Do this: Show each line that has the string "potatoes" in it.

Stored rows:
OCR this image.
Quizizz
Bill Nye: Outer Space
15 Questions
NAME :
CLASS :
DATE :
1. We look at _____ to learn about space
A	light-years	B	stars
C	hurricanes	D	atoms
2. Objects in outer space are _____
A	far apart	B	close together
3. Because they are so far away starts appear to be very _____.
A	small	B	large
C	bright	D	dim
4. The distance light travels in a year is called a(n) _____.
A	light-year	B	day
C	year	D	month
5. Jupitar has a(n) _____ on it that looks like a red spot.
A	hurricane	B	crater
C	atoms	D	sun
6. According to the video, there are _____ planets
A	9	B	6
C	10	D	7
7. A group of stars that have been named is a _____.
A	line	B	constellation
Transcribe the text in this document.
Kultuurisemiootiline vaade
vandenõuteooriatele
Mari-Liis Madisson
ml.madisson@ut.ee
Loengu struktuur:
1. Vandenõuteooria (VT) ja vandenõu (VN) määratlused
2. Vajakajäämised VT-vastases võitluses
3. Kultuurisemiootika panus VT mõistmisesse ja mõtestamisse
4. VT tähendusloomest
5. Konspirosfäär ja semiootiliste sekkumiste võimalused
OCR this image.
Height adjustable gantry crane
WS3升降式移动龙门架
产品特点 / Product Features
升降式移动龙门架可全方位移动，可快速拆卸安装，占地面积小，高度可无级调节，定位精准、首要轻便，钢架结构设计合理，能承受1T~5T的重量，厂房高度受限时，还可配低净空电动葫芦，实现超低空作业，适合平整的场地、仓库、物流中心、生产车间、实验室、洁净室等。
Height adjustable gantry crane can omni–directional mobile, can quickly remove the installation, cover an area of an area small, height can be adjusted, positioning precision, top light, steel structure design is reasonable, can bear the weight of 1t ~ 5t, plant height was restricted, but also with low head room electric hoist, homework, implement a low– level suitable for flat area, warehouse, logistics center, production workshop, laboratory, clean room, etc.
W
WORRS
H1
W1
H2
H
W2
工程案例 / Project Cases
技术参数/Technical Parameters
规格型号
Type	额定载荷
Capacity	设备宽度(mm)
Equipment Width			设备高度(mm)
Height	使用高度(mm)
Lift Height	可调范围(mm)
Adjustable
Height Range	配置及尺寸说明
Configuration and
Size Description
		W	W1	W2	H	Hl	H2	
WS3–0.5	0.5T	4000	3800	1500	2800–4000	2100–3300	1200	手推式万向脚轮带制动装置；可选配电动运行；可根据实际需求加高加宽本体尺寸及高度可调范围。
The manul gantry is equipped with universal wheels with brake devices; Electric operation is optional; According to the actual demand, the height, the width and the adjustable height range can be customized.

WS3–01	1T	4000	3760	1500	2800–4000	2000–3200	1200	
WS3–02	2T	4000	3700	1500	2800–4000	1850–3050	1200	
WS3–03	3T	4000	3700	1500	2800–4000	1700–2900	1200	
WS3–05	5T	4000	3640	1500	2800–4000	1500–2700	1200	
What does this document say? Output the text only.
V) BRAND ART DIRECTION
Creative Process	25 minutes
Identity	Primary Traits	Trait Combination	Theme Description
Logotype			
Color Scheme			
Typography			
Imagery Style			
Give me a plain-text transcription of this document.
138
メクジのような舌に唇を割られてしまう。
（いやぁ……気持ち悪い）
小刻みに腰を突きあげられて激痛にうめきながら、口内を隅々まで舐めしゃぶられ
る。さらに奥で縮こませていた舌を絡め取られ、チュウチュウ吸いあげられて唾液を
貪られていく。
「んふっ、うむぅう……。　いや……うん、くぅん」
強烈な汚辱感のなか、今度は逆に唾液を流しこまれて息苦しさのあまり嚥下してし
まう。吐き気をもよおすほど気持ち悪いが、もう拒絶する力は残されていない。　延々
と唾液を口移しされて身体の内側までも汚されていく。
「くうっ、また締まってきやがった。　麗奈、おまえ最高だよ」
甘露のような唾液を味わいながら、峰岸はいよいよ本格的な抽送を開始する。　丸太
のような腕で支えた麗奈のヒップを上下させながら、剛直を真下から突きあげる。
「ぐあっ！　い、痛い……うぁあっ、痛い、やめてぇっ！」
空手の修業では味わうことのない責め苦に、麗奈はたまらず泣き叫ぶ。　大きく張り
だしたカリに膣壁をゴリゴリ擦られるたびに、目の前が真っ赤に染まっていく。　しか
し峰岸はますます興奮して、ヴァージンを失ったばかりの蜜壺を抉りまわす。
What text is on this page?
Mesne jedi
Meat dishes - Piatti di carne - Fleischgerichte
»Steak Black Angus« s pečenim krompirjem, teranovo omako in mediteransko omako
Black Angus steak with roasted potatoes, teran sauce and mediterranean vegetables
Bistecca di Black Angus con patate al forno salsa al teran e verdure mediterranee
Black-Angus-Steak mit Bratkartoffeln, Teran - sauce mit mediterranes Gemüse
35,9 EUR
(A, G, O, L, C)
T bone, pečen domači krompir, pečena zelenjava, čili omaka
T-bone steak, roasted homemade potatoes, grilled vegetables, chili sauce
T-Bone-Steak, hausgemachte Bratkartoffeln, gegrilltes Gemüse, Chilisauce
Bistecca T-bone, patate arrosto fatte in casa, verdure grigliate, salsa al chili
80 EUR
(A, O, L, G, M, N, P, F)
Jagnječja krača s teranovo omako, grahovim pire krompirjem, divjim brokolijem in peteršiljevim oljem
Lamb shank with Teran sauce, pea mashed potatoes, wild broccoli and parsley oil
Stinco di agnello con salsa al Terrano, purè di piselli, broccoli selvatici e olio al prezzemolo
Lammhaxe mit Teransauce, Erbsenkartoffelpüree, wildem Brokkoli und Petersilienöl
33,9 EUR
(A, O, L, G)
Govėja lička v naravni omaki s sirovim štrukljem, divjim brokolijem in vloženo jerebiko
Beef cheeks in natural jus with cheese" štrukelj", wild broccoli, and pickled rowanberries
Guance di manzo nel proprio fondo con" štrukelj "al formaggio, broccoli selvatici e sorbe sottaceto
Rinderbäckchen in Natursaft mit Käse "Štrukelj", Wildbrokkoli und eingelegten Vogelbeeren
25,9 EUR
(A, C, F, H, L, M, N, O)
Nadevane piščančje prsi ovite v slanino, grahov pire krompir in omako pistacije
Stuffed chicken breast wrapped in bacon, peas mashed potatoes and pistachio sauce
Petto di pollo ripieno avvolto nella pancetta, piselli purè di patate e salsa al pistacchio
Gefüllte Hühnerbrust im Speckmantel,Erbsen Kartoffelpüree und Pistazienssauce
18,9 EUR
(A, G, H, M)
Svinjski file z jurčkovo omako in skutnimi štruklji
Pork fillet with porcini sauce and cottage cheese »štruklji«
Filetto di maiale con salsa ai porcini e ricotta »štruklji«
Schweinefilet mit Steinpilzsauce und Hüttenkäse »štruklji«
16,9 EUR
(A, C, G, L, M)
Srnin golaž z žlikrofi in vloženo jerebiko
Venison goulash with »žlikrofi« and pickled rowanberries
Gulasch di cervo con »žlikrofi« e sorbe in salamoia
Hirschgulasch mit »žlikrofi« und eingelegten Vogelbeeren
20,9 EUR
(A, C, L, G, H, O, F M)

Full solution:
Black Angus steak with roasted potatoes, teran sauce and mediterranean vegetables
T-bone steak, roasted homemade potatoes, grilled vegetables, chili sauce
Lamb shank with Teran sauce, pea mashed potatoes, wild broccoli and parsley oil
Stuffed chicken breast wrapped in bacon, peas mashed potatoes and pistachio sauce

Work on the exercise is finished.